__Text passage__
So, yeah.
I'd like to break this out into a line-by-line test. The following code
doesn't work because each_line is a generator function, not an array:
def test.to_html
# test the Calendar.to_html method
cal = Calendar.new(@date_test)
line_no = 0
@html_reference.each_line.zip(cal.to_html.each_line).each do |test_line|
line_no += 1
assert_equal( test_line[0], cal_line[1], "Calendar#to_html output
incorrect at line #{line_no}"
# Test::Unit will then emit the reference line and the failed test
line.
end
Okay, so I want these each_lines done up as arrays.
ref_lines = []; @html_reference.each_line {|line| ref_lines << line }
cal_lines = []; cal.to_html.each_line {|line| cal_lines << line }
line_no = 0
ref_lines.zip(cal_lines).each do |test_line|
line_no += 1
assert_equal( test_line[0], test_line[1], "Calendar.to_html
incorrect on line #{line_no}")
end
This smells very kludgy and procedural. I'm using an index/counter
variable, explicit Array declarations, and zipping two arrays together
only to split them apart again. Ugh!
Can someone help me make this more elegant? C++ has pooped Ruby's pants.
-dB
--
David Brady
ruby...@shinybit.com
C++ Guru. Ruby nuby. Apply salt as needed.
> cal_lines = []; cal.to_html.each_line {|line| cal_lines << line }
require 'enumerator'
cal_lines = cal.to_html.to_enum(:each_line).to_a
-Levin
You don't need the to_a but still zip will create 3 arrays.
interesting...
Simon
> require 'enumerator'
> cal_lines = cal.to_html.to_enum(:each_line).to_a
>
>
Innnteresting. This condenses the loop initialization into a single
line... but it's pretty hairy:
@html_reference.to_enum(:each_line).zip(cal.to_html.to_enum(:each_line)).each_with_index
do |test_line, line_no|
assert_equal( test_line[0], test_line[1], "Calendar#to_html
incorrect on line #{line_no+1}")
end
I don't think we've really cleaned much up, though. We've moved from
C++ pooping Ruby's pants to Ruby pooping its own pants. It's idiomatic,
but we haven't reached elegance yet.
this does not, but its still not very ruby like:
-------------------------------------------------------------
s1 = ['this', 'is', 'a', 'test'].join("\n")
s2 = ['this', 'is', 'the', 'test'].join("\n")
q1, q2 = SizedQueue.new(1), SizedQueue.new(1)
Thread.new {s1.each_line {|l| q1 << l}; q1 << nil}
Thread.new {s2.each_line {|l| q2 << l}; q2 << nil}
line_no = 0
while true
line_no += 1
t1, t2 = q1.pop, q2.pop
break if !t1 || !t2
puts "difference on line #{line_no}" if t1 != t2
end
-------------------------------------------------------------
perhaps better, but still kind of hardcore:
-------------------------------------------------------------
require 'enumerator'
require 'thread'
module Enumerable
def each_zip(other)

__Problem to solve__
Reproduce the Ruby forum thread between "Can someone help" and "create 3 arrays.", inclusive. You won't need the lines that come after this.

__Supplied material__
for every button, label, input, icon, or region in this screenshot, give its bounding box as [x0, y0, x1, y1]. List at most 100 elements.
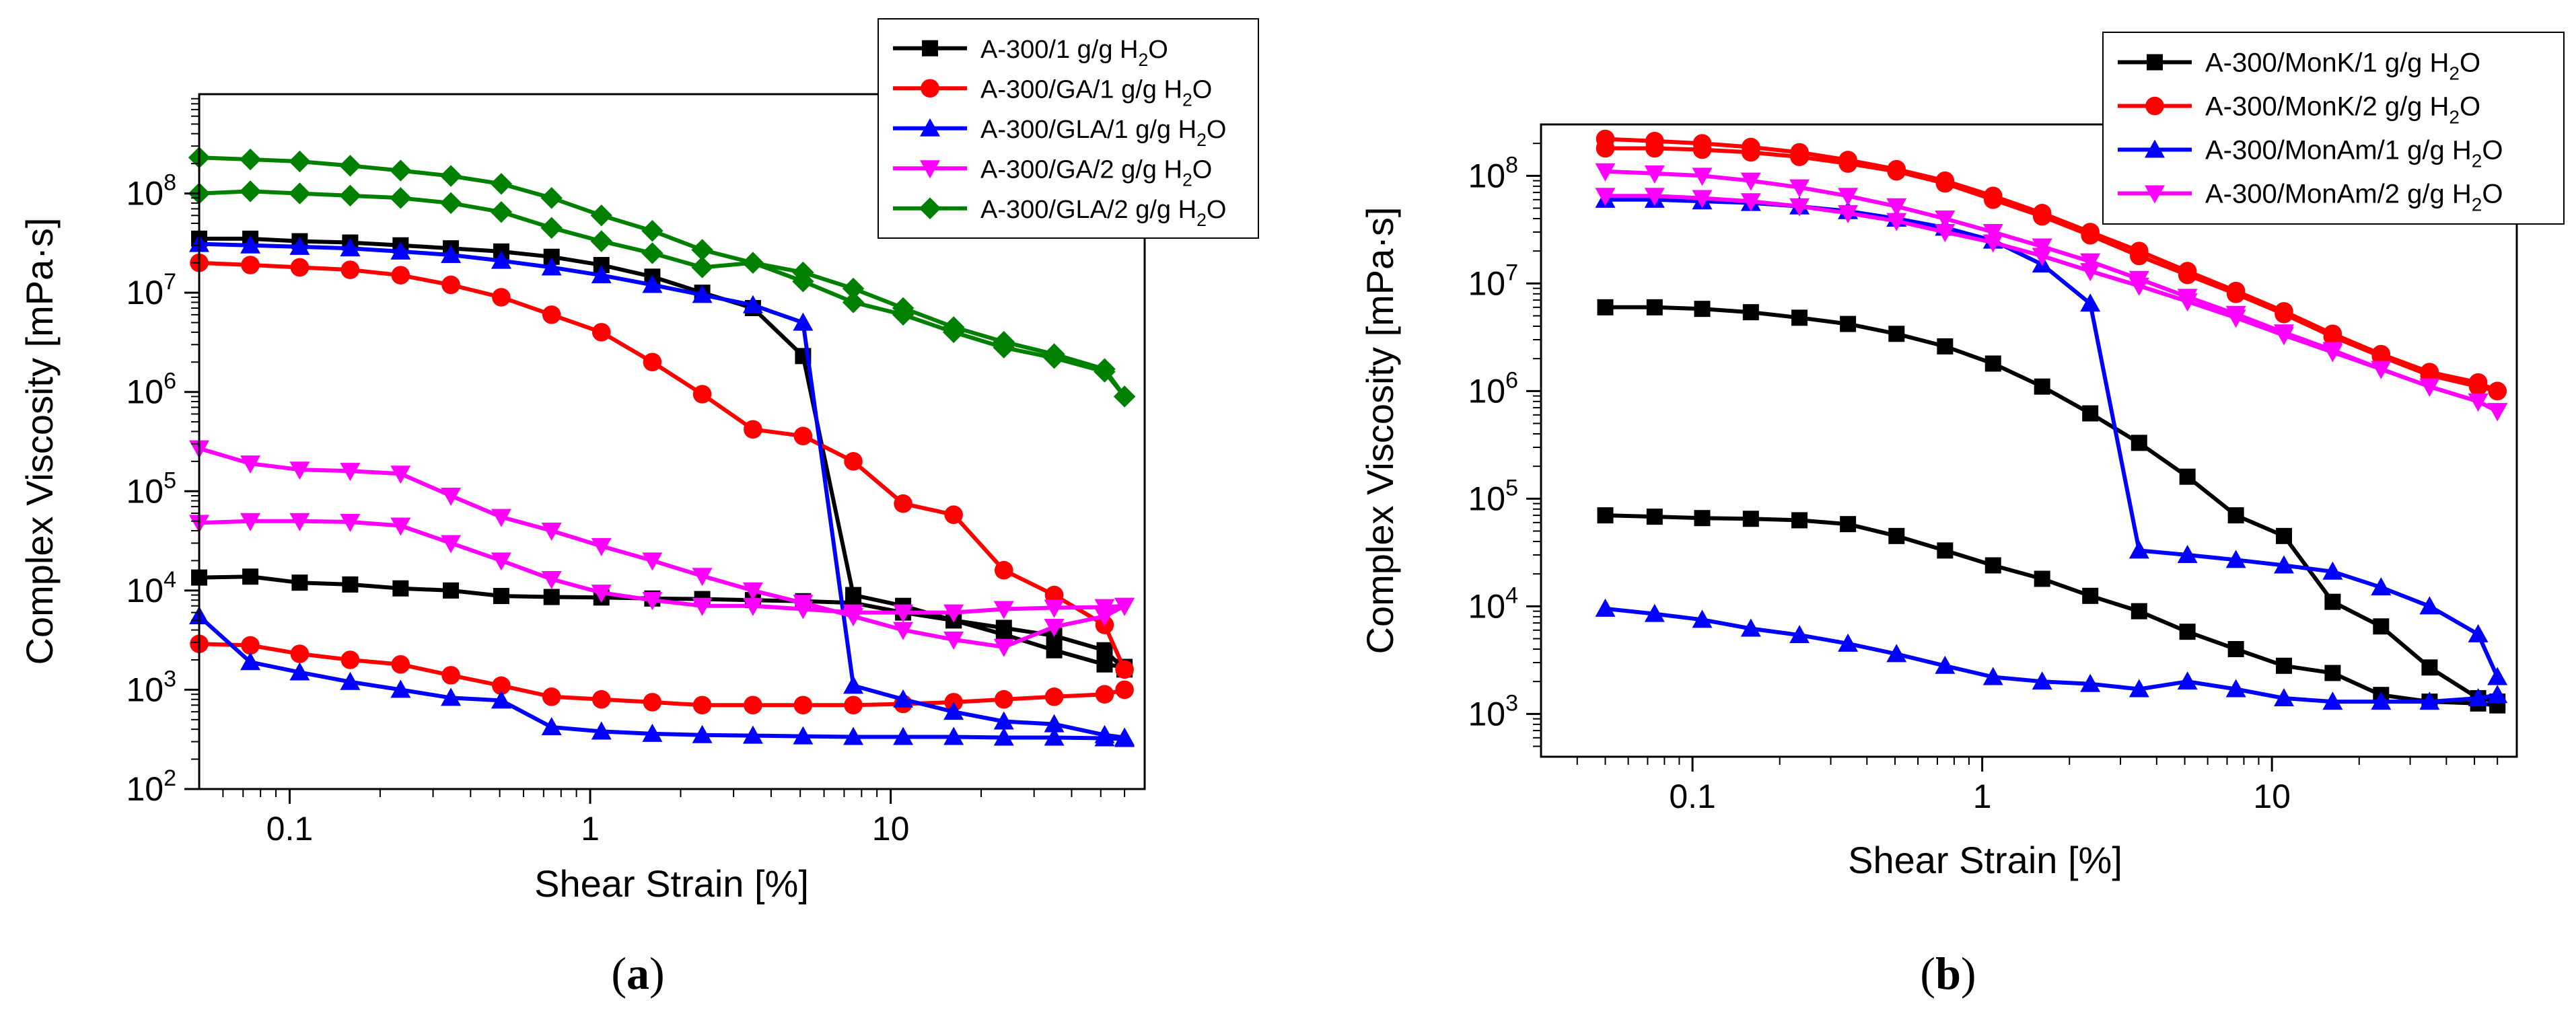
data-point-b-7-7: [1935, 223, 1956, 242]
data-point-b-5-3: [1740, 618, 1761, 637]
data-point-a-1-7: [543, 589, 560, 605]
data-point-a-6-1: [240, 455, 261, 474]
data-point-a-4-2: [289, 236, 310, 255]
data-point-a-6-11: [742, 582, 763, 601]
data-point-b-7-15: [2322, 344, 2343, 363]
data-point-a-3-2: [290, 644, 310, 663]
data-point-a-3-12: [793, 696, 813, 715]
data-point-b-7-3: [1740, 193, 1761, 212]
series-line-a-6: [199, 446, 1126, 649]
legend-label-a-0: A-300/1 g/g H2O: [980, 36, 1168, 70]
data-point-b-5-16: [2371, 691, 2392, 710]
data-point-b-5-19: [2487, 685, 2508, 704]
series-line-a-1: [199, 574, 1126, 671]
data-point-a-3-17: [1044, 687, 1064, 706]
data-point-b-6-3: [1740, 172, 1761, 191]
data-point-a-6-2: [289, 461, 310, 480]
data-point-a-8-8: [590, 204, 612, 227]
data-point-a-2-19: [1115, 660, 1134, 679]
data-point-a-7-10: [692, 597, 713, 616]
data-point-b-5-0: [1595, 598, 1616, 617]
data-point-a-5-2: [289, 662, 310, 681]
data-point-a-5-12: [793, 726, 814, 745]
data-point-a-3-4: [391, 654, 410, 674]
data-point-b-7-8: [1982, 234, 2003, 253]
data-point-a-6-7: [541, 523, 562, 541]
data-point-b-7-9: [2032, 248, 2052, 266]
data-point-a-3-19: [1115, 680, 1134, 700]
data-point-b-5-1: [1644, 603, 1665, 622]
legend-label-b-0: A-300/MonK/1 g/g H2O: [2205, 48, 2480, 84]
data-point-a-3-11: [744, 696, 762, 715]
series-a-9: [188, 180, 1136, 408]
legend-label-a-2: A-300/GLA/1 g/g H2O: [980, 116, 1226, 150]
data-point-a-6-16: [993, 638, 1014, 657]
data-point-a-7-7: [541, 571, 562, 590]
series-a-7: [189, 513, 1135, 623]
legend-marker-b-3: [2145, 185, 2165, 204]
data-point-b-1-2: [1694, 510, 1711, 527]
data-point-b-3-14: [2275, 304, 2293, 324]
legend-label-b-1: A-300/MonK/2 g/g H2O: [2205, 92, 2480, 128]
data-point-b-6-1: [1644, 165, 1665, 184]
data-point-a-3-5: [441, 666, 460, 685]
series-b-5: [1595, 598, 2508, 710]
series-line-a-7: [199, 519, 1125, 615]
data-point-a-9-15: [942, 321, 965, 344]
data-point-b-7-1: [1644, 188, 1665, 207]
data-point-b-3-13: [2226, 285, 2246, 303]
data-point-a-2-1: [241, 256, 260, 274]
data-point-b-6-10: [2080, 253, 2101, 272]
data-point-a-3-7: [542, 687, 561, 706]
data-point-b-6-7: [1935, 211, 1956, 229]
data-point-b-3-0: [1596, 139, 1615, 158]
data-point-b-7-2: [1692, 190, 1713, 209]
data-point-b-0-7: [1937, 338, 1954, 354]
data-point-b-4-15: [2322, 561, 2343, 580]
data-point-a-1-5: [443, 582, 460, 599]
data-point-b-3-6: [1887, 161, 1906, 181]
x-tick-label-a-0: 0.1: [266, 810, 314, 848]
panel-label-a: (a): [611, 948, 664, 999]
data-point-b-5-4: [1789, 625, 1810, 644]
y-axis-title-a: Complex Viscosity [mPa·s]: [18, 218, 61, 665]
data-point-a-3-6: [492, 676, 511, 696]
data-point-a-7-17: [1044, 599, 1065, 618]
data-point-a-1-6: [493, 588, 509, 605]
data-point-b-6-4: [1789, 179, 1810, 198]
data-point-b-5-9: [2032, 671, 2052, 690]
data-point-a-6-3: [340, 463, 361, 482]
data-point-b-0-0: [1597, 299, 1614, 315]
data-point-b-0-2: [1694, 301, 1711, 317]
data-point-a-6-4: [390, 465, 411, 484]
data-point-b-3-3: [1742, 143, 1760, 162]
data-point-a-5-1: [240, 652, 261, 671]
data-point-a-9-4: [390, 187, 412, 209]
data-point-b-4-19: [2487, 667, 2508, 685]
data-point-a-9-14: [892, 303, 915, 326]
data-point-a-2-4: [391, 266, 410, 285]
data-point-a-5-13: [843, 726, 864, 745]
data-point-a-8-4: [390, 159, 412, 182]
data-point-b-4-12: [2177, 544, 2198, 563]
legend-marker-a-1: [921, 79, 939, 98]
data-point-a-9-13: [842, 291, 865, 313]
chart-b: 0.1 1 10 103 104 105 106 107 108 Shear Strain [%…: [1359, 32, 2565, 999]
data-point-a-0-17: [1046, 642, 1063, 659]
data-point-a-3-10: [692, 696, 712, 715]
y-tick-label-a-5: 107: [126, 269, 176, 311]
data-point-a-2-13: [844, 452, 863, 471]
data-point-a-7-9: [642, 592, 663, 611]
y-tick-label-b-3: 106: [1468, 367, 1518, 410]
legend-label-b-2: A-300/MonAm/1 g/g H2O: [2205, 136, 2503, 172]
data-point-b-3-15: [2323, 327, 2342, 346]
data-point-a-2-15: [944, 505, 963, 524]
data-point-a-4-8: [591, 265, 612, 284]
data-point-b-5-10: [2080, 673, 2101, 692]
data-point-b-7-12: [2177, 293, 2198, 312]
data-point-a-3-8: [592, 689, 611, 709]
legend-a: A-300/1 g/g H2O A-300/GA/1 g/g H2O A-300/G…: [878, 18, 1259, 239]
data-point-b-0-11: [2131, 435, 2147, 451]
data-point-a-5-17: [1044, 727, 1065, 746]
data-point-a-9-11: [742, 252, 764, 274]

__Solution to the exercise__
Can someone help me make this more elegant? C++ has pooped Ruby's pants.
-dB
--
David Brady
ruby...@shinybit.com
C++ Guru. Ruby nuby. Apply salt as needed.
> cal_lines = []; cal.to_html.each_line {|line| cal_lines << line }
require 'enumerator'
cal_lines = cal.to_html.to_enum(:each_line).to_a
-Levin
You don't need the to_a but still zip will create 3 arrays.